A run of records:
▬▬▬▬▬▬▬▬▬▬
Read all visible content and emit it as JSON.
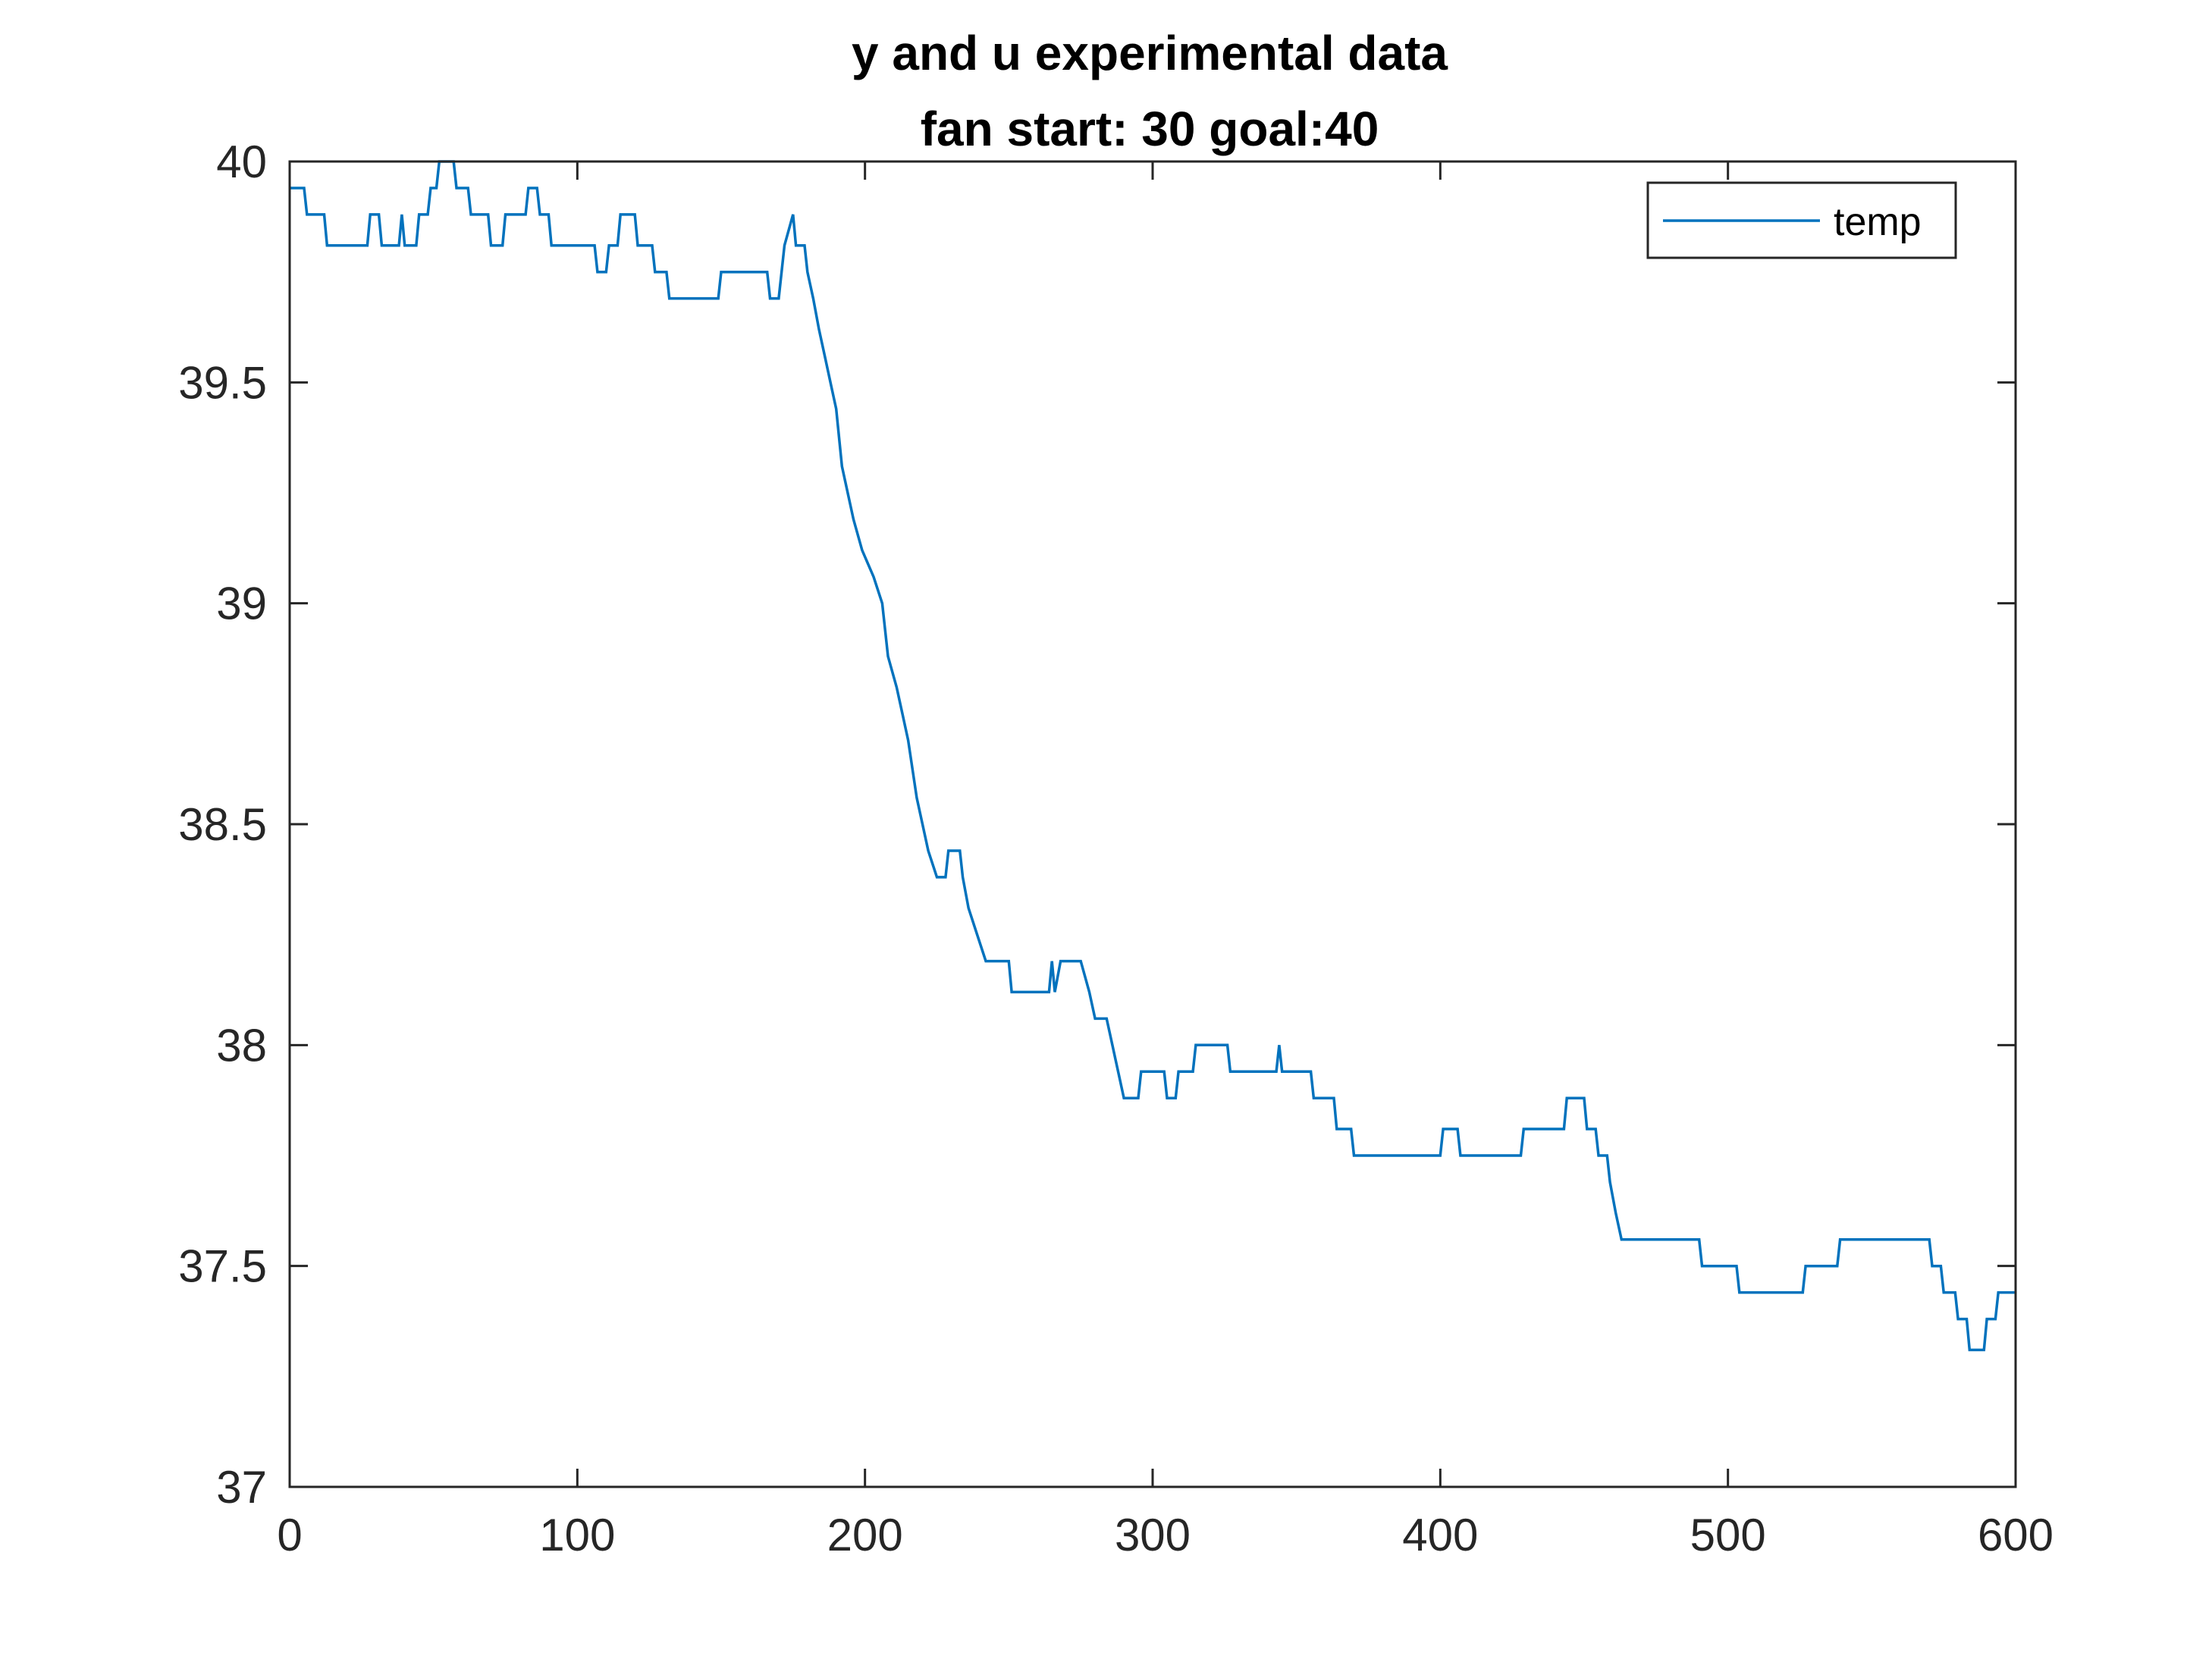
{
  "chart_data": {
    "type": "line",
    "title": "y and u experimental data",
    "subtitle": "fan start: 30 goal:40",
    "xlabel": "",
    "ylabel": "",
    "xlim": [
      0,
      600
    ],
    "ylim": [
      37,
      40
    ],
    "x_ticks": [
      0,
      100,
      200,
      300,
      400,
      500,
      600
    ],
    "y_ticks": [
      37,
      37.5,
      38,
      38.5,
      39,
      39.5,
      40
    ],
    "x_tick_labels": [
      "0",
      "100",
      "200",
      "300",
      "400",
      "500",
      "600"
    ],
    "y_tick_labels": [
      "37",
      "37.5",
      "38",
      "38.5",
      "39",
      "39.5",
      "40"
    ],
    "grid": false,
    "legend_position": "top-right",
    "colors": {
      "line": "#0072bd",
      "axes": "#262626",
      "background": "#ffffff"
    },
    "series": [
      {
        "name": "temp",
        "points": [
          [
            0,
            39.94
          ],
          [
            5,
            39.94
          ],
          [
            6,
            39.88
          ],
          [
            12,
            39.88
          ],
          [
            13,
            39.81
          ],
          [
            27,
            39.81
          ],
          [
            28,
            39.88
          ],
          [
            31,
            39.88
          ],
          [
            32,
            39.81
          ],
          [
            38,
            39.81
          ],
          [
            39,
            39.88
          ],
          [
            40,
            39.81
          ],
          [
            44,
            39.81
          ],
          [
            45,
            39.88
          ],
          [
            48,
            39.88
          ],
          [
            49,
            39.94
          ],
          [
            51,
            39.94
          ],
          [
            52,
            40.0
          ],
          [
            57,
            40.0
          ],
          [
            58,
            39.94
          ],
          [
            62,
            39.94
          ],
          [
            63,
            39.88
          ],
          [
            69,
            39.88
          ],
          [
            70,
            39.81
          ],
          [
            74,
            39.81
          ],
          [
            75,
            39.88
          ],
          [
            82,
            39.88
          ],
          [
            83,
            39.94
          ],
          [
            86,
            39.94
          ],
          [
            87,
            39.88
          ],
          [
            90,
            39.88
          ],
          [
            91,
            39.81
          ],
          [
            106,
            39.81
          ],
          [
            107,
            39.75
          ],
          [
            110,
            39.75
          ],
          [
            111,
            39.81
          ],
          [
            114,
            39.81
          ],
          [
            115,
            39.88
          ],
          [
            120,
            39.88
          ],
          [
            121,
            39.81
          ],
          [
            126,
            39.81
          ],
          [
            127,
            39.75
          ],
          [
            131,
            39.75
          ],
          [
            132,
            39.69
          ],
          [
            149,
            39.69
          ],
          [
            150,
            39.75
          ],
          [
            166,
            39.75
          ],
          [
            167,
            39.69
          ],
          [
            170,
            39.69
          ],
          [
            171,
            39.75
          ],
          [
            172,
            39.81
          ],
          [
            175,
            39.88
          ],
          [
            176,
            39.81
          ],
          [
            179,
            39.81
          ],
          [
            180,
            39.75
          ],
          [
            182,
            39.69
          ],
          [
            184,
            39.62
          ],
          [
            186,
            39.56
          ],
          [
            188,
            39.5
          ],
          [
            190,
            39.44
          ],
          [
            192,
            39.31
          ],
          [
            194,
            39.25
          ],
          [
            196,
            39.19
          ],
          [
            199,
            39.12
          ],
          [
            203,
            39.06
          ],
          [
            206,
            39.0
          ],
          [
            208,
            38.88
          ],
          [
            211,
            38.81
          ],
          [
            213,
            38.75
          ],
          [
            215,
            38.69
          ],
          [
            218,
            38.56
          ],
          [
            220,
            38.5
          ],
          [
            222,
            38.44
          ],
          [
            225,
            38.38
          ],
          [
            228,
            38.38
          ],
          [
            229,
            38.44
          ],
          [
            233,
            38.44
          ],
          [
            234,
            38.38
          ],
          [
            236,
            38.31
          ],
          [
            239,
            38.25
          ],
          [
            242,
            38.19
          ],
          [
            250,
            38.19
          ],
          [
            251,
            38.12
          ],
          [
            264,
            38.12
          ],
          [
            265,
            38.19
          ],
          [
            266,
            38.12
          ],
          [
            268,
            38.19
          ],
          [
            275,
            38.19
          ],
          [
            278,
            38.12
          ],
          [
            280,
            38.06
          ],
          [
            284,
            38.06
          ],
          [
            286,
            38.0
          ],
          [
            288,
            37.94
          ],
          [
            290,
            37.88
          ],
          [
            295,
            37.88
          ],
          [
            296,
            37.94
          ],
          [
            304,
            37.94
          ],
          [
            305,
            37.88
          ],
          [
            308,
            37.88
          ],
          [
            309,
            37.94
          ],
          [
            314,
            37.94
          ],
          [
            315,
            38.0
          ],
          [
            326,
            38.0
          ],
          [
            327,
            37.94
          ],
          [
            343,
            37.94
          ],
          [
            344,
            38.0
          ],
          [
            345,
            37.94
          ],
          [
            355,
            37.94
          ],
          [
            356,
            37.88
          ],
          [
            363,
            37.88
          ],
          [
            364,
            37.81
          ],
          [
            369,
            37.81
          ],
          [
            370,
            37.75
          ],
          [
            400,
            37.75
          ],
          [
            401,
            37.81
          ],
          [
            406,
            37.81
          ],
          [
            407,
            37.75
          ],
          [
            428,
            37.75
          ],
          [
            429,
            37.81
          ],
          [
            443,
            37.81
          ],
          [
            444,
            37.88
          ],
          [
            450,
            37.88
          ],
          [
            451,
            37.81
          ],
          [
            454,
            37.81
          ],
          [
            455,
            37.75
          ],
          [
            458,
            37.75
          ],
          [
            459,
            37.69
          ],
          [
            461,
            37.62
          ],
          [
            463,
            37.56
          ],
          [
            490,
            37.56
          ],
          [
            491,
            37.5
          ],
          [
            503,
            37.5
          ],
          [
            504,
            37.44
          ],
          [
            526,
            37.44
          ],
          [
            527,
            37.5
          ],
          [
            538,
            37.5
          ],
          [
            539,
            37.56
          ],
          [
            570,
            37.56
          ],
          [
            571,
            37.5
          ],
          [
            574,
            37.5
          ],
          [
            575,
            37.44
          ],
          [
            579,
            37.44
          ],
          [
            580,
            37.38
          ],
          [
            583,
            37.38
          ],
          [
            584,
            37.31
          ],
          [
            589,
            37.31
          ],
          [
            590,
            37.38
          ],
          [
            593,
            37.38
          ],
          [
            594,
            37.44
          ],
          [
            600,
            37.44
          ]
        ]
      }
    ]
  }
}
▬▬▬▬▬▬▬▬▬▬
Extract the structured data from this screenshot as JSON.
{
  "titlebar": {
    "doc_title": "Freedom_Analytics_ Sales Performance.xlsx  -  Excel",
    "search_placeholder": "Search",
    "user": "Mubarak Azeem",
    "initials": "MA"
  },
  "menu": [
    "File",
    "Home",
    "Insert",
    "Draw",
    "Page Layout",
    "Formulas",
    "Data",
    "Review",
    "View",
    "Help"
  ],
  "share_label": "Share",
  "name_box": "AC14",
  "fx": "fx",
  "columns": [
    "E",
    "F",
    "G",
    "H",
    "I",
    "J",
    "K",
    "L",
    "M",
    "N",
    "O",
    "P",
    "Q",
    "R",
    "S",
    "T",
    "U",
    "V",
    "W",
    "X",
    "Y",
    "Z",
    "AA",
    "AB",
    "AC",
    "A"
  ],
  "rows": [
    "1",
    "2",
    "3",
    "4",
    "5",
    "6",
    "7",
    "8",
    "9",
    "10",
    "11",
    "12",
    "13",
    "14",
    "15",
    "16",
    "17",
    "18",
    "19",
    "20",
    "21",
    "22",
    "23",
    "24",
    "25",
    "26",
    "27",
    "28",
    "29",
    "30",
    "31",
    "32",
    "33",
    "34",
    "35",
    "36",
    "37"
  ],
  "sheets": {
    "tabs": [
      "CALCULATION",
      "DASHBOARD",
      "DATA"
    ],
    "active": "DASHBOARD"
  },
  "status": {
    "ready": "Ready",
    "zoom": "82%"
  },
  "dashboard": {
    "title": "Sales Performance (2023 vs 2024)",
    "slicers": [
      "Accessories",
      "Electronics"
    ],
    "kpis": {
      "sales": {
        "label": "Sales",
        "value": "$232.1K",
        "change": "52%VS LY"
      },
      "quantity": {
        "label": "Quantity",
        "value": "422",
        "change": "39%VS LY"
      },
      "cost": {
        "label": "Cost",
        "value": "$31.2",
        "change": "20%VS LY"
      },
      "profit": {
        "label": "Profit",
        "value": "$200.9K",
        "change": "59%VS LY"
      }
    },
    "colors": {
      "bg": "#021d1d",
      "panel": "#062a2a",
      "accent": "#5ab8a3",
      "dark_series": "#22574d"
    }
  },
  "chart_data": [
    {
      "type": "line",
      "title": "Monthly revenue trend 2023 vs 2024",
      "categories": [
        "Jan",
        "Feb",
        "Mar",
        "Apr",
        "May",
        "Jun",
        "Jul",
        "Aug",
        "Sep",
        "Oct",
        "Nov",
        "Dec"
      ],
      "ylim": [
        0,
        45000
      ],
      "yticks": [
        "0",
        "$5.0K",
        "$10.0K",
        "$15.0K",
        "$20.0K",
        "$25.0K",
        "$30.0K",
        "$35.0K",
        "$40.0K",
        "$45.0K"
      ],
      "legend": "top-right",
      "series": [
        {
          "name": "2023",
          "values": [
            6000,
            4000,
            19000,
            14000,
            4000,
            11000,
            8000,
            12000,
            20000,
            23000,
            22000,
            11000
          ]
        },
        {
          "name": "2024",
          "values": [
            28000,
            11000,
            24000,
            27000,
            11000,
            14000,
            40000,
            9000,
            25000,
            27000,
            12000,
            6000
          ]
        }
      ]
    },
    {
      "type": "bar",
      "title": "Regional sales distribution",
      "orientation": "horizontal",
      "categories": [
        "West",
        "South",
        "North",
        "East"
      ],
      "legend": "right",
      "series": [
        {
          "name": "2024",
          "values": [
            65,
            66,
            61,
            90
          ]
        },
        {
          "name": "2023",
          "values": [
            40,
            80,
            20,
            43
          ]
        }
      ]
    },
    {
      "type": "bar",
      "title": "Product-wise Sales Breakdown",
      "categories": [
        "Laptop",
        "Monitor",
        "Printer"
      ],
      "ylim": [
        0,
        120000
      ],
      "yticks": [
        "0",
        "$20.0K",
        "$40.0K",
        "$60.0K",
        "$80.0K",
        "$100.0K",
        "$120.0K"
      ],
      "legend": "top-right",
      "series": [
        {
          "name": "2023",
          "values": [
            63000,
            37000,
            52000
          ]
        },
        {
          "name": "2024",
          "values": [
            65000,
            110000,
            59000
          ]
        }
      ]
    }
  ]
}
▬▬▬▬▬▬▬▬▬▬
GOAL OF THE EXERCISE:
From the listing above, copy every line that holds the string "Performance".

ANSWER TO THE PROBLEM:
    "doc_title": "Freedom_Analytics_ Sales Performance.xlsx  -  Excel",
    "title": "Sales Performance (2023 vs 2024)",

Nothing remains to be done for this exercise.